▶ DO THIS: Reproduce all of the data word for word.

*****

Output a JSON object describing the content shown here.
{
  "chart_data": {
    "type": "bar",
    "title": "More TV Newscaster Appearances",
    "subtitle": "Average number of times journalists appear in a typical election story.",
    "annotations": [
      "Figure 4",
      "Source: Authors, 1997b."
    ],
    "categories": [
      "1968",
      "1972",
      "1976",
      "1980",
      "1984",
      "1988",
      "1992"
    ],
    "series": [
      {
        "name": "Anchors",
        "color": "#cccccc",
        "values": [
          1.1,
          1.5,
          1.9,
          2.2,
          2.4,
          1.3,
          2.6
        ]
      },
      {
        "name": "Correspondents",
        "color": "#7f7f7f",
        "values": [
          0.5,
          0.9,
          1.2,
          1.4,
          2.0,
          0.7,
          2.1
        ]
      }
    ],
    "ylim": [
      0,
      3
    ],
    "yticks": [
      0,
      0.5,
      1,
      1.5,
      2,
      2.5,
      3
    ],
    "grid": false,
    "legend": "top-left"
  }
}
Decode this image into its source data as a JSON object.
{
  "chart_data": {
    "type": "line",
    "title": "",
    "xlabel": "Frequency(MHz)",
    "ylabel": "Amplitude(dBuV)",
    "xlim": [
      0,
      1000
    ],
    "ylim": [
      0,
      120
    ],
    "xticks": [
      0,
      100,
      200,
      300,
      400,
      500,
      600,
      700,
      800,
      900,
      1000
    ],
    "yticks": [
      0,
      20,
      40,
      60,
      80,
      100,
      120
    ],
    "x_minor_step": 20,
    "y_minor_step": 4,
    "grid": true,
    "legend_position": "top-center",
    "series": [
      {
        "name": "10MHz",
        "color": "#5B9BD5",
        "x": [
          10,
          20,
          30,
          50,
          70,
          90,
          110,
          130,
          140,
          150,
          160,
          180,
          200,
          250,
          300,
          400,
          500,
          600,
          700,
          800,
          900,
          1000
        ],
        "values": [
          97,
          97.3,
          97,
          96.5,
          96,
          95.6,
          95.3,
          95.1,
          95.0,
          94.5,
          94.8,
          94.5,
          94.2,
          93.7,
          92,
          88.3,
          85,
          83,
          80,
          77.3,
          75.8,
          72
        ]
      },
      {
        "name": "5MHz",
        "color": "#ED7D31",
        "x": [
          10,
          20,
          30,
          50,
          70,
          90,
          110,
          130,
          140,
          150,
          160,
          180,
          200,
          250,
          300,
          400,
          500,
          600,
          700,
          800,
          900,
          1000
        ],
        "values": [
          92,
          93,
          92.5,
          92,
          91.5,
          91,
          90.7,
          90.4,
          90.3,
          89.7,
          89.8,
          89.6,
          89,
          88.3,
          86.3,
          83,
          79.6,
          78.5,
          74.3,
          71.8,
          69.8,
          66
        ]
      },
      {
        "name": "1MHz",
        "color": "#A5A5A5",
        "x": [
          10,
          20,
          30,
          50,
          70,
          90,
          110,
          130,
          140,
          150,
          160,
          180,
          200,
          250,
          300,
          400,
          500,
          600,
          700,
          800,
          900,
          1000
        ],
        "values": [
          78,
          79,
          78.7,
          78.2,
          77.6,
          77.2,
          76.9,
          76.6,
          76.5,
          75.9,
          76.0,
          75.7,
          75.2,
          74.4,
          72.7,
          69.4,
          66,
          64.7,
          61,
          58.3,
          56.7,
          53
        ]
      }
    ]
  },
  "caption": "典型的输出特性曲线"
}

*****

▶ OUTPUT:
Output a JSON object describing the content shown here.
{
  "chart_data": {
    "type": "bar",
    "title": "More TV Newscaster Appearances",
    "subtitle": "Average number of times journalists appear in a typical election story.",
    "annotations": [
      "Figure 4",
      "Source: Authors, 1997b."
    ],
    "categories": [
      "1968",
      "1972",
      "1976",
      "1980",
      "1984",
      "1988",
      "1992"
    ],
    "series": [
      {
        "name": "Anchors",
        "color": "#cccccc",
        "values": [
          1.1,
          1.5,
          1.9,
          2.2,
          2.4,
          1.3,
          2.6
        ]
      },
      {
        "name": "Correspondents",
        "color": "#7f7f7f",
        "values": [
          0.5,
          0.9,
          1.2,
          1.4,
          2.0,
          0.7,
          2.1
        ]
      }
    ],
    "ylim": [
      0,
      3
    ],
    "yticks": [
      0,
      0.5,
      1,
      1.5,
      2,
      2.5,
      3
    ],
    "grid": false,
    "legend": "top-left"
  }
}
Decode this image into its source data as a JSON object.
{
  "chart_data": {
    "type": "line",
    "title": "",
    "xlabel": "Frequency(MHz)",
    "ylabel": "Amplitude(dBuV)",
    "xlim": [
      0,
      1000
    ],
    "ylim": [
      0,
      120
    ],
    "xticks": [
      0,
      100,
      200,
      300,
      400,
      500,
      600,
      700,
      800,
      900,
      1000
    ],
    "yticks": [
      0,
      20,
      40,
      60,
      80,
      100,
      120
    ],
    "x_minor_step": 20,
    "y_minor_step": 4,
    "grid": true,
    "legend_position": "top-center",
    "series": [
      {
        "name": "10MHz",
        "color": "#5B9BD5",
        "x": [
          10,
          20,
          30,
          50,
          70,
          90,
          110,
          130,
          140,
          150,
          160,
          180,
          200,
          250,
          300,
          400,
          500,
          600,
          700,
          800,
          900,
          1000
        ],
        "values": [
          97,
          97.3,
          97,
          96.5,
          96,
          95.6,
          95.3,
          95.1,
          95.0,
          94.5,
          94.8,
          94.5,
          94.2,
          93.7,
          92,
          88.3,
          85,
          83,
          80,
          77.3,
          75.8,
          72
        ]
      },
      {
        "name": "5MHz",
        "color": "#ED7D31",
        "x": [
          10,
          20,
          30,
          50,
          70,
          90,
          110,
          130,
          140,
          150,
          160,
          180,
          200,
          250,
          300,
          400,
          500,
          600,
          700,
          800,
          900,
          1000
        ],
        "values": [
          92,
          93,
          92.5,
          92,
          91.5,
          91,
          90.7,
          90.4,
          90.3,
          89.7,
          89.8,
          89.6,
          89,
          88.3,
          86.3,
          83,
          79.6,
          78.5,
          74.3,
          71.8,
          69.8,
          66
        ]
      },
      {
        "name": "1MHz",
        "color": "#A5A5A5",
        "x": [
          10,
          20,
          30,
          50,
          70,
          90,
          110,
          130,
          140,
          150,
          160,
          180,
          200,
          250,
          300,
          400,
          500,
          600,
          700,
          800,
          900,
          1000
        ],
        "values": [
          78,
          79,
          78.7,
          78.2,
          77.6,
          77.2,
          76.9,
          76.6,
          76.5,
          75.9,
          76.0,
          75.7,
          75.2,
          74.4,
          72.7,
          69.4,
          66,
          64.7,
          61,
          58.3,
          56.7,
          53
        ]
      }
    ]
  },
  "caption": "典型的输出特性曲线"
}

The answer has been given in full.